%%
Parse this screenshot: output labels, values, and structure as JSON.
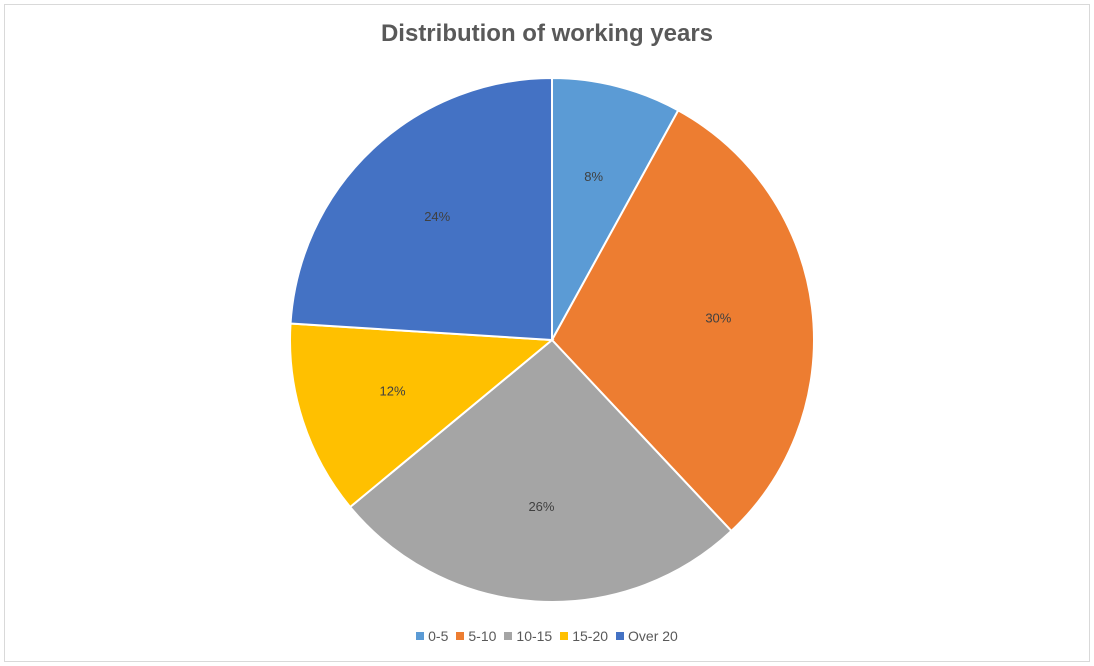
{
  "chart_data": {
    "type": "pie",
    "title": "Distribution of working years",
    "categories": [
      "0-5",
      "5-10",
      "10-15",
      "15-20",
      "Over 20"
    ],
    "values": [
      8,
      30,
      26,
      12,
      24
    ],
    "labels": [
      "8%",
      "30%",
      "26%",
      "12%",
      "24%"
    ],
    "colors": [
      "#5b9bd5",
      "#ed7d31",
      "#a5a5a5",
      "#ffc000",
      "#4472c4"
    ],
    "legend_position": "bottom",
    "start_angle": "12 o'clock",
    "direction": "clockwise"
  }
}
%%
= WHAT YOU NEED TO DO =
Filter the entries above down to the lines containing the word "values".

= OUTPUT FOR THIS TASK =
Parse this screenshot: output labels, values, and structure as JSON.
    "values": [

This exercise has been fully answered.